» Stated goal
Restate the material word for word and leave out anything that is a picture.

» Provided records
----

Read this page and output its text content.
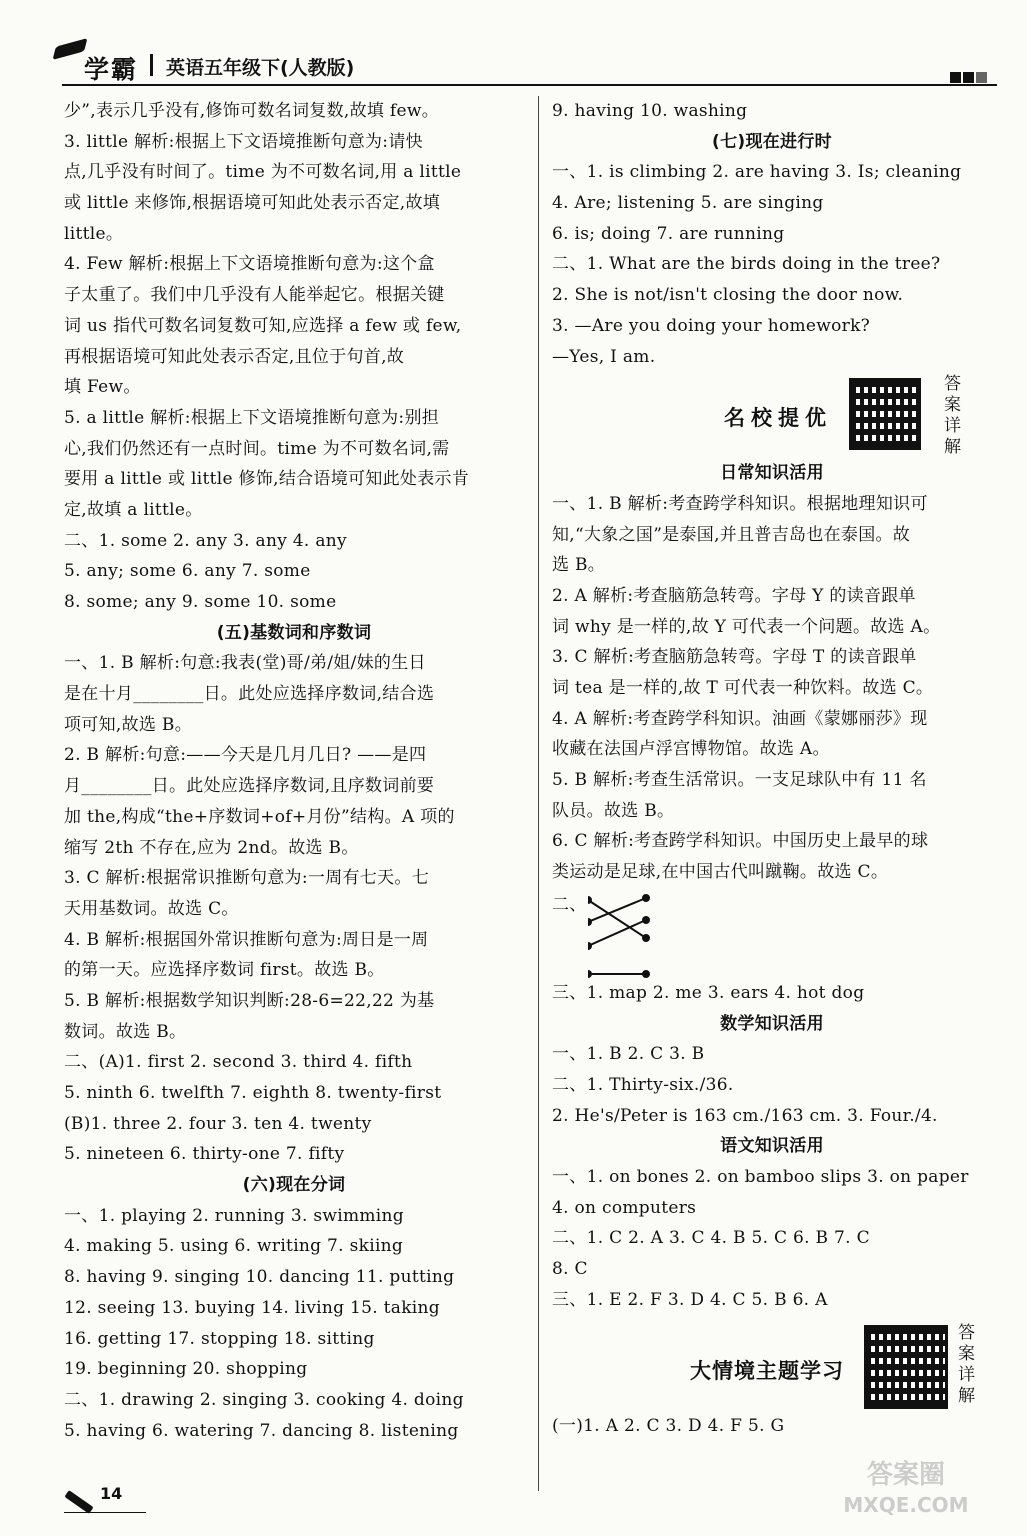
学霸 英语五年级下(人教版)
少”,表示几乎没有,修饰可数名词复数,故填 few。
3. little 解析:根据上下文语境推断句意为:请快
点,几乎没有时间了。time 为不可数名词,用 a little
或 little 来修饰,根据语境可知此处表示否定,故填
little。
4. Few 解析:根据上下文语境推断句意为:这个盒
子太重了。我们中几乎没有人能举起它。根据关键
词 us 指代可数名词复数可知,应选择 a few 或 few,
再根据语境可知此处表示否定,且位于句首,故
填 Few。
5. a little 解析:根据上下文语境推断句意为:别担
心,我们仍然还有一点时间。time 为不可数名词,需
要用 a little 或 little 修饰,结合语境可知此处表示肯
定,故填 a little。
二、1. some 2. any 3. any 4. any
5. any; some 6. any 7. some
8. some; any 9. some 10. some
(五)基数词和序数词
一、1. B 解析:句意:我表(堂)哥/弟/姐/妹的生日
是在十月________日。此处应选择序数词,结合选
项可知,故选 B。
2. B 解析:句意:——今天是几月几日? ——是四
月________日。此处应选择序数词,且序数词前要
加 the,构成“the+序数词+of+月份”结构。A 项的
缩写 2th 不存在,应为 2nd。故选 B。
3. C 解析:根据常识推断句意为:一周有七天。七
天用基数词。故选 C。
4. B 解析:根据国外常识推断句意为:周日是一周
的第一天。应选择序数词 first。故选 B。
5. B 解析:根据数学知识判断:28-6=22,22 为基
数词。故选 B。
二、(A)1. first 2. second 3. third 4. fifth
5. ninth 6. twelfth 7. eighth 8. twenty-first
(B)1. three 2. four 3. ten 4. twenty
5. nineteen 6. thirty-one 7. fifty
(六)现在分词
一、1. playing 2. running 3. swimming
4. making 5. using 6. writing 7. skiing
8. having 9. singing 10. dancing 11. putting
12. seeing 13. buying 14. living 15. taking
16. getting 17. stopping 18. sitting
19. beginning 20. shopping
二、1. drawing 2. singing 3. cooking 4. doing
5. having 6. watering 7. dancing 8. listening
9. having 10. washing
(七)现在进行时
一、1. is climbing 2. are having 3. Is; cleaning
4. Are; listening 5. are singing
6. is; doing 7. are running
二、1. What are the birds doing in the tree?
2. She is not/isn't closing the door now.
3. —Are you doing your homework?
—Yes, I am.
名校提优
答案详解
日常知识活用
一、1. B 解析:考查跨学科知识。根据地理知识可
知,“大象之国”是泰国,并且普吉岛也在泰国。故
选 B。
2. A 解析:考查脑筋急转弯。字母 Y 的读音跟单
词 why 是一样的,故 Y 可代表一个问题。故选 A。
3. C 解析:考查脑筋急转弯。字母 T 的读音跟单
词 tea 是一样的,故 T 可代表一种饮料。故选 C。
4. A 解析:考查跨学科知识。油画《蒙娜丽莎》现
收藏在法国卢浮宫博物馆。故选 A。
5. B 解析:考查生活常识。一支足球队中有 11 名
队员。故选 B。
6. C 解析:考查跨学科知识。中国历史上最早的球
类运动是足球,在中国古代叫蹴鞠。故选 C。
二、
三、1. map 2. me 3. ears 4. hot dog
数学知识活用
一、1. B 2. C 3. B
二、1. Thirty-six./36.
2. He's/Peter is 163 cm./163 cm. 3. Four./4.
语文知识活用
一、1. on bones 2. on bamboo slips 3. on paper
4. on computers
二、1. C 2. A 3. C 4. B 5. C 6. B 7. C
8. C
三、1. E 2. F 3. D 4. C 5. B 6. A
大情境主题学习
答案详解
(一)1. A 2. C 3. D 4. F 5. G
14
答案圈
MXQE.COM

----

» Reply to the task
Read this page and output its text content.
学霸 英语五年级下(人教版)
少”,表示几乎没有,修饰可数名词复数,故填 few。
3. little 解析:根据上下文语境推断句意为:请快
点,几乎没有时间了。time 为不可数名词,用 a little
或 little 来修饰,根据语境可知此处表示否定,故填
little。
4. Few 解析:根据上下文语境推断句意为:这个盒
子太重了。我们中几乎没有人能举起它。根据关键
词 us 指代可数名词复数可知,应选择 a few 或 few,
再根据语境可知此处表示否定,且位于句首,故
填 Few。
5. a little 解析:根据上下文语境推断句意为:别担
心,我们仍然还有一点时间。time 为不可数名词,需
要用 a little 或 little 修饰,结合语境可知此处表示肯
定,故填 a little。
二、1. some 2. any 3. any 4. any
5. any; some 6. any 7. some
8. some; any 9. some 10. some
(五)基数词和序数词
一、1. B 解析:句意:我表(堂)哥/弟/姐/妹的生日
是在十月________日。此处应选择序数词,结合选
项可知,故选 B。
2. B 解析:句意:——今天是几月几日? ——是四
月________日。此处应选择序数词,且序数词前要
加 the,构成“the+序数词+of+月份”结构。A 项的
缩写 2th 不存在,应为 2nd。故选 B。
3. C 解析:根据常识推断句意为:一周有七天。七
天用基数词。故选 C。
4. B 解析:根据国外常识推断句意为:周日是一周
的第一天。应选择序数词 first。故选 B。
5. B 解析:根据数学知识判断:28-6=22,22 为基
数词。故选 B。
二、(A)1. first 2. second 3. third 4. fifth
5. ninth 6. twelfth 7. eighth 8. twenty-first
(B)1. three 2. four 3. ten 4. twenty
5. nineteen 6. thirty-one 7. fifty
(六)现在分词
一、1. playing 2. running 3. swimming
4. making 5. using 6. writing 7. skiing
8. having 9. singing 10. dancing 11. putting
12. seeing 13. buying 14. living 15. taking
16. getting 17. stopping 18. sitting
19. beginning 20. shopping
二、1. drawing 2. singing 3. cooking 4. doing
5. having 6. watering 7. dancing 8. listening
9. having 10. washing
(七)现在进行时
一、1. is climbing 2. are having 3. Is; cleaning
4. Are; listening 5. are singing
6. is; doing 7. are running
二、1. What are the birds doing in the tree?
2. She is not/isn't closing the door now.
3. —Are you doing your homework?
—Yes, I am.
名校提优
答案详解
日常知识活用
一、1. B 解析:考查跨学科知识。根据地理知识可
知,“大象之国”是泰国,并且普吉岛也在泰国。故
选 B。
2. A 解析:考查脑筋急转弯。字母 Y 的读音跟单
词 why 是一样的,故 Y 可代表一个问题。故选 A。
3. C 解析:考查脑筋急转弯。字母 T 的读音跟单
词 tea 是一样的,故 T 可代表一种饮料。故选 C。
4. A 解析:考查跨学科知识。油画《蒙娜丽莎》现
收藏在法国卢浮宫博物馆。故选 A。
5. B 解析:考查生活常识。一支足球队中有 11 名
队员。故选 B。
6. C 解析:考查跨学科知识。中国历史上最早的球
类运动是足球,在中国古代叫蹴鞠。故选 C。
二、
三、1. map 2. me 3. ears 4. hot dog
数学知识活用
一、1. B 2. C 3. B
二、1. Thirty-six./36.
2. He's/Peter is 163 cm./163 cm. 3. Four./4.
语文知识活用
一、1. on bones 2. on bamboo slips 3. on paper
4. on computers
二、1. C 2. A 3. C 4. B 5. C 6. B 7. C
8. C
三、1. E 2. F 3. D 4. C 5. B 6. A
大情境主题学习
答案详解
(一)1. A 2. C 3. D 4. F 5. G
14
答案圈
MXQE.COM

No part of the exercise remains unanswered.